### Your objective
Look through the records and report how many lines include the word "JSON", with no other words.

>>

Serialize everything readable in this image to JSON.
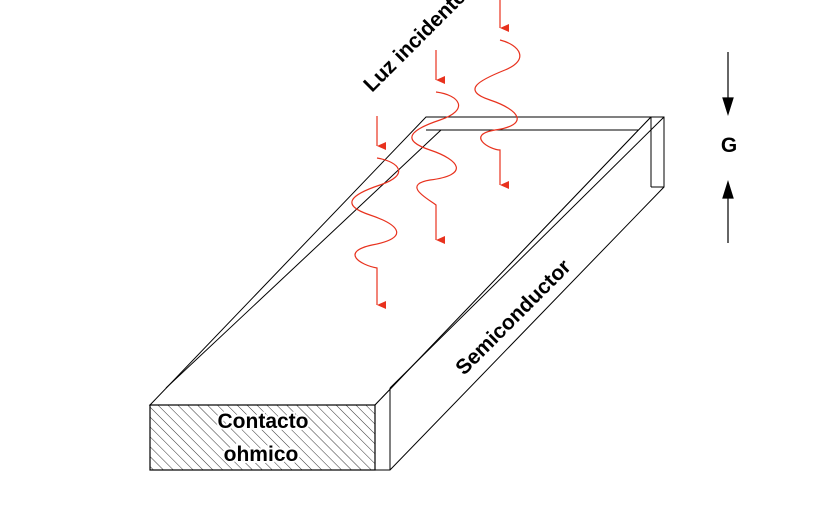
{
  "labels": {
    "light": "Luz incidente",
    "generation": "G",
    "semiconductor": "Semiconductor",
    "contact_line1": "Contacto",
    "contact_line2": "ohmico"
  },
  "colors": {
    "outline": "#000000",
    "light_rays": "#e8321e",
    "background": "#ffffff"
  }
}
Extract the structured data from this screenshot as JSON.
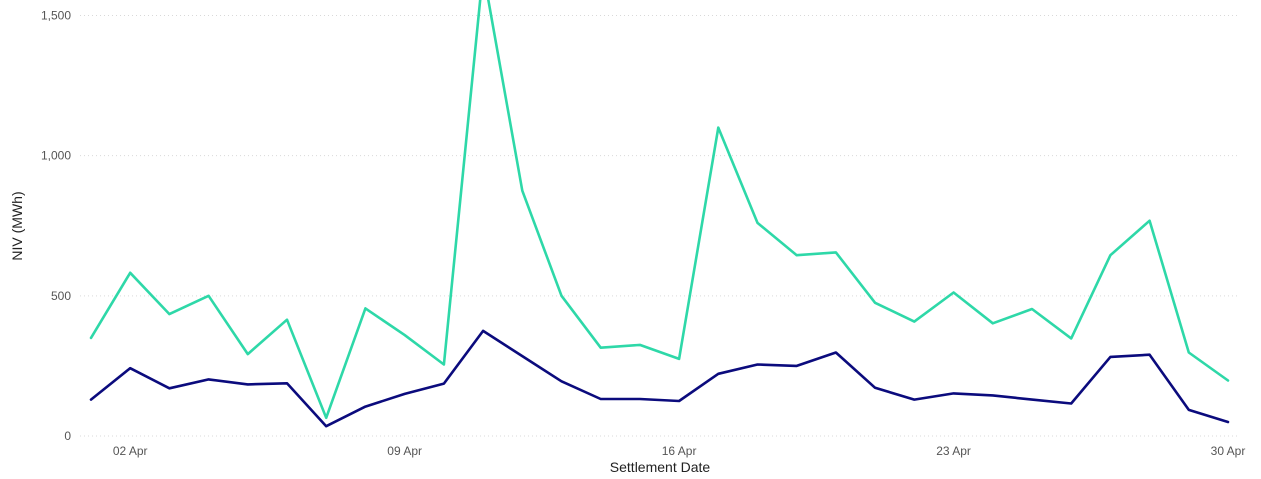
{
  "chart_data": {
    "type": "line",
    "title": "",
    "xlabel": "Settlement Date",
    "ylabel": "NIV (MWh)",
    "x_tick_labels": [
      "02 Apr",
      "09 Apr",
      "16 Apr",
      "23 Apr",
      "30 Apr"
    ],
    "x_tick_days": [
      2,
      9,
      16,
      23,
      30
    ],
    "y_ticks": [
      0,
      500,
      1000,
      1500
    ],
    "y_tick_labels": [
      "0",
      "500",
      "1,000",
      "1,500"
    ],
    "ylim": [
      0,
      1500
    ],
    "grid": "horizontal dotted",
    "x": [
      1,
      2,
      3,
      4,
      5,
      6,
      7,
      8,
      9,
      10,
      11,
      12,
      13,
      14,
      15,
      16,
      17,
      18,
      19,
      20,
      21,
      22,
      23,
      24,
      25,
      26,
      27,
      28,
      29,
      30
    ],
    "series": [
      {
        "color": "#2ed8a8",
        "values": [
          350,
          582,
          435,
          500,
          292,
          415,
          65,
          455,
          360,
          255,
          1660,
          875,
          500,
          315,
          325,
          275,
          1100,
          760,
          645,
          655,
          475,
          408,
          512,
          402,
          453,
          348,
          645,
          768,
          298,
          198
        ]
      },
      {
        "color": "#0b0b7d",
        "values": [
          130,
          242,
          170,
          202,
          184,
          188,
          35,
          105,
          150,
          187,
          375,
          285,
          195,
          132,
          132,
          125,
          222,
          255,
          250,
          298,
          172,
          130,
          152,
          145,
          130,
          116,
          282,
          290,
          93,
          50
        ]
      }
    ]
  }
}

<<

### The response
2